> _OBJECTIVE_
Lines holding the string "this" are the ones to copy; find them all in the data.

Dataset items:
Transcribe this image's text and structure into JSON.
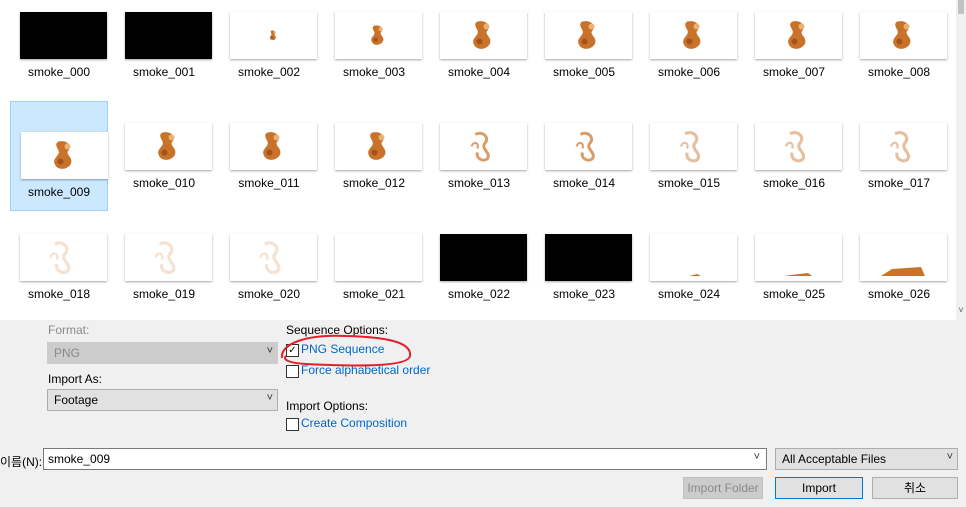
{
  "thumbnails": [
    {
      "name": "smoke_000",
      "kind": "black",
      "stage": 0
    },
    {
      "name": "smoke_001",
      "kind": "black",
      "stage": 0
    },
    {
      "name": "smoke_002",
      "kind": "smoke",
      "stage": 1
    },
    {
      "name": "smoke_003",
      "kind": "smoke",
      "stage": 2
    },
    {
      "name": "smoke_004",
      "kind": "smoke",
      "stage": 3
    },
    {
      "name": "smoke_005",
      "kind": "smoke",
      "stage": 3
    },
    {
      "name": "smoke_006",
      "kind": "smoke",
      "stage": 3
    },
    {
      "name": "smoke_007",
      "kind": "smoke",
      "stage": 3
    },
    {
      "name": "smoke_008",
      "kind": "smoke",
      "stage": 3
    },
    {
      "name": "smoke_009",
      "kind": "smoke",
      "stage": 3,
      "selected": true
    },
    {
      "name": "smoke_010",
      "kind": "smoke",
      "stage": 3
    },
    {
      "name": "smoke_011",
      "kind": "smoke",
      "stage": 3
    },
    {
      "name": "smoke_012",
      "kind": "smoke",
      "stage": 3
    },
    {
      "name": "smoke_013",
      "kind": "smoke",
      "stage": 4
    },
    {
      "name": "smoke_014",
      "kind": "smoke",
      "stage": 4
    },
    {
      "name": "smoke_015",
      "kind": "smoke",
      "stage": 5
    },
    {
      "name": "smoke_016",
      "kind": "smoke",
      "stage": 5
    },
    {
      "name": "smoke_017",
      "kind": "smoke",
      "stage": 5
    },
    {
      "name": "smoke_018",
      "kind": "smoke",
      "stage": 6
    },
    {
      "name": "smoke_019",
      "kind": "smoke",
      "stage": 6
    },
    {
      "name": "smoke_020",
      "kind": "smoke",
      "stage": 6
    },
    {
      "name": "smoke_021",
      "kind": "blank",
      "stage": 0
    },
    {
      "name": "smoke_022",
      "kind": "black",
      "stage": 0
    },
    {
      "name": "smoke_023",
      "kind": "black",
      "stage": 0
    },
    {
      "name": "smoke_024",
      "kind": "ground",
      "stage": 1
    },
    {
      "name": "smoke_025",
      "kind": "ground",
      "stage": 2
    },
    {
      "name": "smoke_026",
      "kind": "ground",
      "stage": 3
    }
  ],
  "scrollbar": {
    "down_arrow": "˅"
  },
  "options": {
    "format_label": "Format:",
    "format_value": "PNG",
    "import_as_label": "Import As:",
    "import_as_value": "Footage",
    "sequence_options_label": "Sequence Options:",
    "png_sequence_label": "PNG Sequence",
    "png_sequence_checked": true,
    "force_alpha_label": "Force alphabetical order",
    "force_alpha_checked": false,
    "import_options_label": "Import Options:",
    "create_comp_label": "Create Composition",
    "create_comp_checked": false
  },
  "footer": {
    "filename_label": "이름(N):",
    "filename_value": "smoke_009",
    "filetype_value": "All Acceptable Files",
    "import_folder_label": "Import Folder",
    "import_label": "Import",
    "cancel_label": "취소"
  },
  "icons": {
    "check": "✓",
    "dropdown": "˅"
  },
  "colors": {
    "selection": "#cce8ff",
    "link": "#0066cc",
    "annotation": "#e0202a",
    "smoke": "#c9732a"
  }
}
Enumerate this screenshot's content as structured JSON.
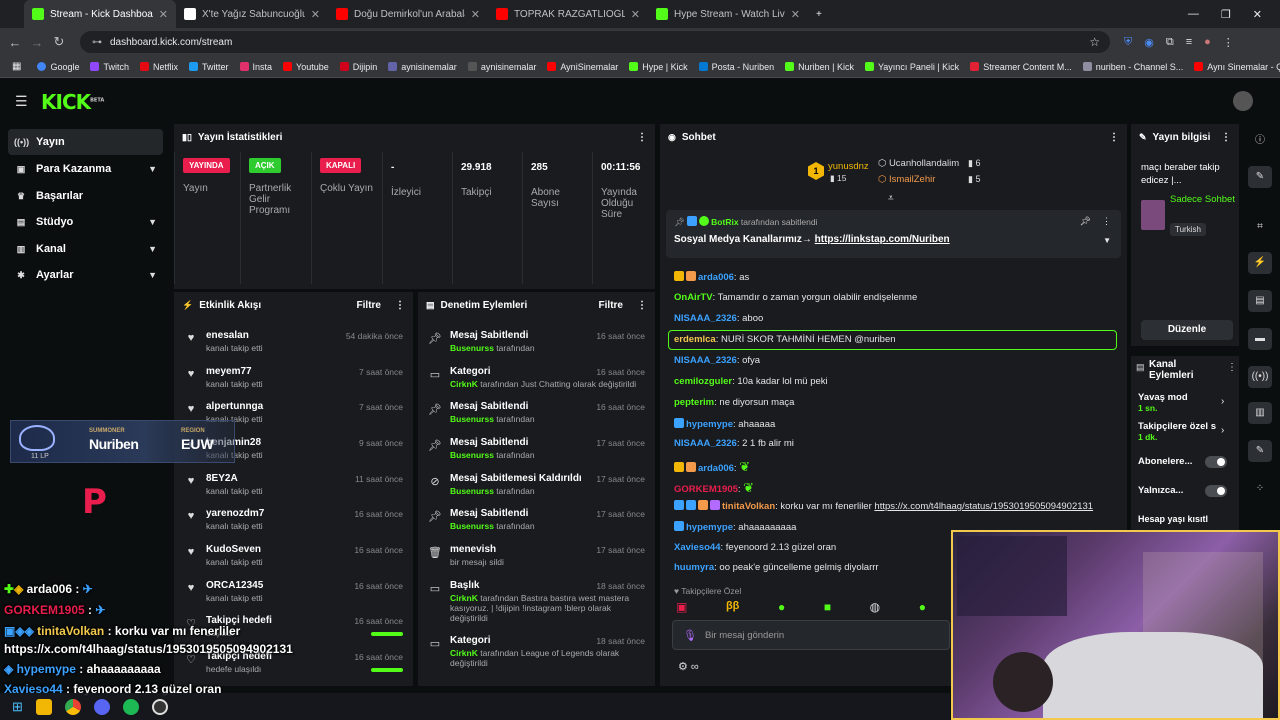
{
  "browser": {
    "tabs": [
      {
        "title": "Stream - Kick Dashboard",
        "color": "#53fc18"
      },
      {
        "title": "X'te Yağız Sabuncuoğlu: \"ÖZEL",
        "color": "#000000"
      },
      {
        "title": "Doğu Demirkol'un Arabaları! | ...",
        "color": "#ff0000"
      },
      {
        "title": "TOPRAK RAZGATLIOĞLU PİST 2",
        "color": "#ff0000"
      },
      {
        "title": "Hype Stream - Watch Live on K...",
        "color": "#53fc18"
      }
    ],
    "url": "dashboard.kick.com/stream",
    "bookmarks": [
      {
        "label": "Google",
        "color": "#4285f4"
      },
      {
        "label": "Twitch",
        "color": "#9146ff"
      },
      {
        "label": "Netflix",
        "color": "#e50914"
      },
      {
        "label": "Twitter",
        "color": "#1d9bf0"
      },
      {
        "label": "Insta",
        "color": "#e1306c"
      },
      {
        "label": "Youtube",
        "color": "#ff0000"
      },
      {
        "label": "Dijipin",
        "color": "#d0021b"
      },
      {
        "label": "aynisinemalar",
        "color": "#6264a7"
      },
      {
        "label": "aynisinemalar",
        "color": "#444444"
      },
      {
        "label": "AyniSinemalar",
        "color": "#ff0000"
      },
      {
        "label": "Hype | Kick",
        "color": "#53fc18"
      },
      {
        "label": "Posta - Nuriben",
        "color": "#0078d4"
      },
      {
        "label": "Nuriben | Kick",
        "color": "#53fc18"
      },
      {
        "label": "Yayıncı Paneli | Kick",
        "color": "#53fc18"
      },
      {
        "label": "Streamer Content M...",
        "color": "#e22134"
      },
      {
        "label": "nuriben - Channel S...",
        "color": "#8e8ea0"
      },
      {
        "label": "Aynı Sinemalar - Ça...",
        "color": "#ff0000"
      }
    ]
  },
  "kick": {
    "logo": "KICK",
    "logo_sup": "BETA"
  },
  "sidebar": {
    "items": [
      {
        "label": "Yayın",
        "icon": "broadcast-icon"
      },
      {
        "label": "Para Kazanma",
        "icon": "wallet-icon"
      },
      {
        "label": "Başarılar",
        "icon": "trophy-icon"
      },
      {
        "label": "Stüdyo",
        "icon": "studio-icon"
      },
      {
        "label": "Kanal",
        "icon": "channel-icon"
      },
      {
        "label": "Ayarlar",
        "icon": "gear-icon"
      }
    ]
  },
  "stats": {
    "title": "Yayın İstatistikleri",
    "cells": [
      {
        "pill": "YAYINDA",
        "pill_color": "#e91e4d",
        "label": "Yayın"
      },
      {
        "pill": "AÇIK",
        "pill_color": "#2ecc2e",
        "label": "Partnerlik Gelir Programı"
      },
      {
        "pill": "KAPALI",
        "pill_color": "#e91e4d",
        "label": "Çoklu Yayın"
      },
      {
        "value": "-",
        "label": "İzleyici"
      },
      {
        "value": "29.918",
        "label": "Takipçi"
      },
      {
        "value": "285",
        "label": "Abone Sayısı"
      },
      {
        "value": "00:11:56",
        "label": "Yayında Olduğu Süre"
      }
    ]
  },
  "activity": {
    "title": "Etkinlik Akışı",
    "filter": "Filtre",
    "items": [
      {
        "name": "enesalan",
        "sub": "kanalı takip etti",
        "time": "54 dakika önce"
      },
      {
        "name": "meyem77",
        "sub": "kanalı takip etti",
        "time": "7 saat önce"
      },
      {
        "name": "alpertunnga",
        "sub": "kanalı takip etti",
        "time": "7 saat önce"
      },
      {
        "name": "benjamin28",
        "sub": "kanalı takip etti",
        "time": "9 saat önce"
      },
      {
        "name": "8EY2A",
        "sub": "kanalı takip etti",
        "time": "11 saat önce"
      },
      {
        "name": "yarenozdm7",
        "sub": "kanalı takip etti",
        "time": "16 saat önce"
      },
      {
        "name": "KudoSeven",
        "sub": "kanalı takip etti",
        "time": "16 saat önce"
      },
      {
        "name": "ORCA12345",
        "sub": "kanalı takip etti",
        "time": "16 saat önce"
      },
      {
        "name": "Takipçi hedefi",
        "sub": "başladı",
        "time": "16 saat önce"
      },
      {
        "name": "Takipçi hedefi",
        "sub": "hedefe ulaşıldı",
        "time": "16 saat önce"
      }
    ]
  },
  "moderation": {
    "title": "Denetim Eylemleri",
    "filter": "Filtre",
    "items": [
      {
        "icon": "pin-icon",
        "title": "Mesaj Sabitlendi",
        "user": "Busenurss",
        "rest": " tarafından",
        "time": "16 saat önce"
      },
      {
        "icon": "category-icon",
        "title": "Kategori",
        "user": "CirknK",
        "rest": " tarafından Just Chatting olarak değiştirildi",
        "time": "16 saat önce"
      },
      {
        "icon": "pin-icon",
        "title": "Mesaj Sabitlendi",
        "user": "Busenurss",
        "rest": " tarafından",
        "time": "16 saat önce"
      },
      {
        "icon": "pin-icon",
        "title": "Mesaj Sabitlendi",
        "user": "Busenurss",
        "rest": " tarafından",
        "time": "17 saat önce"
      },
      {
        "icon": "unpin-icon",
        "title": "Mesaj Sabitlemesi Kaldırıldı",
        "user": "Busenurss",
        "rest": " tarafından",
        "time": "17 saat önce"
      },
      {
        "icon": "pin-icon",
        "title": "Mesaj Sabitlendi",
        "user": "Busenurss",
        "rest": " tarafından",
        "time": "17 saat önce"
      },
      {
        "icon": "trash-icon",
        "title": "menevish",
        "user": "",
        "rest": "bir mesajı sildi",
        "time": "17 saat önce"
      },
      {
        "icon": "title-icon",
        "title": "Başlık",
        "user": "CirknK",
        "rest": " tarafından Bastıra bastıra west mastera kasıyoruz. | !dijipin !instagram !blerp olarak değiştirildi",
        "time": "18 saat önce"
      },
      {
        "icon": "category-icon",
        "title": "Kategori",
        "user": "CirknK",
        "rest": " tarafından League of Legends olarak değiştirildi",
        "time": "18 saat önce"
      }
    ]
  },
  "chat": {
    "title": "Sohbet",
    "top_gifters": [
      {
        "name": "yunusdnz",
        "count": "15",
        "rank": "1"
      },
      {
        "name": "Ucanhollandalim",
        "count": "6"
      },
      {
        "name": "IsmailZehir",
        "count": "5"
      }
    ],
    "pinned": {
      "author": "BotRix",
      "by": "tarafından sabitlendi",
      "text": "Sosyal Medya Kanallarımız→ ",
      "link": "https://linkstap.com/Nuriben"
    },
    "messages": [
      {
        "user": "arda006",
        "color": "#3ca2ff",
        "text": "as"
      },
      {
        "user": "OnAirTV",
        "color": "#53fc18",
        "text": "Tamamdır o zaman yorgun olabilir endişelenme"
      },
      {
        "user": "NISAAA_2326",
        "color": "#3ca2ff",
        "text": "aboo"
      },
      {
        "user": "erdemlca",
        "color": "#f2c94c",
        "text": "NURİ SKOR TAHMİNİ HEMEN @nuriben"
      },
      {
        "user": "NISAAA_2326",
        "color": "#3ca2ff",
        "text": "ofya"
      },
      {
        "user": "cemilozguler",
        "color": "#53fc18",
        "text": "10a kadar lol mü peki"
      },
      {
        "user": "pepterim",
        "color": "#53fc18",
        "text": "ne diyorsun maça"
      },
      {
        "user": "hypemype",
        "color": "#3ca2ff",
        "text": "ahaaaaa"
      },
      {
        "user": "NISAAA_2326",
        "color": "#3ca2ff",
        "text": "2 1 fb alir mi"
      },
      {
        "user": "arda006",
        "color": "#3ca2ff",
        "text": ""
      },
      {
        "user": "GORKEM1905",
        "color": "#e91e4d",
        "text": ""
      },
      {
        "user": "tinitaVolkan",
        "color": "#f2994a",
        "text": "korku var mı fenerliler ",
        "link": "https://x.com/t4lhaag/status/1953019505094902131"
      },
      {
        "user": "hypemype",
        "color": "#3ca2ff",
        "text": "ahaaaaaaaaa"
      },
      {
        "user": "Xavieso44",
        "color": "#3ca2ff",
        "text": "feyenoord 2.13 güzel oran"
      },
      {
        "user": "huumyra",
        "color": "#3ca2ff",
        "text": "oo peak'e güncelleme gelmiş diyolarrr"
      }
    ],
    "followers_label": "Takipçilere Özel",
    "input_placeholder": "Bir mesaj gönderin"
  },
  "stream_info": {
    "title": "Yayın bilgisi",
    "stream_title": "maçı beraber takip edicez |...",
    "mode": "Sadece Sohbet",
    "language": "Turkish",
    "edit": "Düzenle"
  },
  "channel_actions": {
    "title": "Kanal Eylemleri",
    "items": [
      {
        "label": "Yavaş mod",
        "sub": "1 sn."
      },
      {
        "label": "Takipçilere özel s",
        "sub": "1 dk."
      },
      {
        "label": "Abonelere..."
      },
      {
        "label": "Yalnızca..."
      },
      {
        "label": "Hesap yaşı kısıtl"
      }
    ]
  },
  "overlay": {
    "summoner_label": "SUMMONER",
    "summoner": "Nuriben",
    "region_label": "REGION",
    "region": "EUW",
    "lp": "11 LP",
    "chat": [
      {
        "user": "arda006",
        "color": "#ffffff",
        "text": " :"
      },
      {
        "user": "GORKEM1905",
        "color": "#e91e4d",
        "text": " :"
      },
      {
        "user": "tinitaVolkan",
        "color": "#f2c94c",
        "text": " : korku var mı fenerliler"
      },
      {
        "user": "",
        "color": "#ffffff",
        "text": "https://x.com/t4lhaag/status/1953019505094902131"
      },
      {
        "user": "hypemype",
        "color": "#3ca2ff",
        "text": " : ahaaaaaaaaa"
      },
      {
        "user": "Xavieso44",
        "color": "#3ca2ff",
        "text": " : feyenoord 2.13 güzel oran"
      }
    ]
  }
}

> _WRITTEN SOLUTION_
Transcribe this image's text and structure into JSON.
Enumerate this screenshot's content as structured JSON.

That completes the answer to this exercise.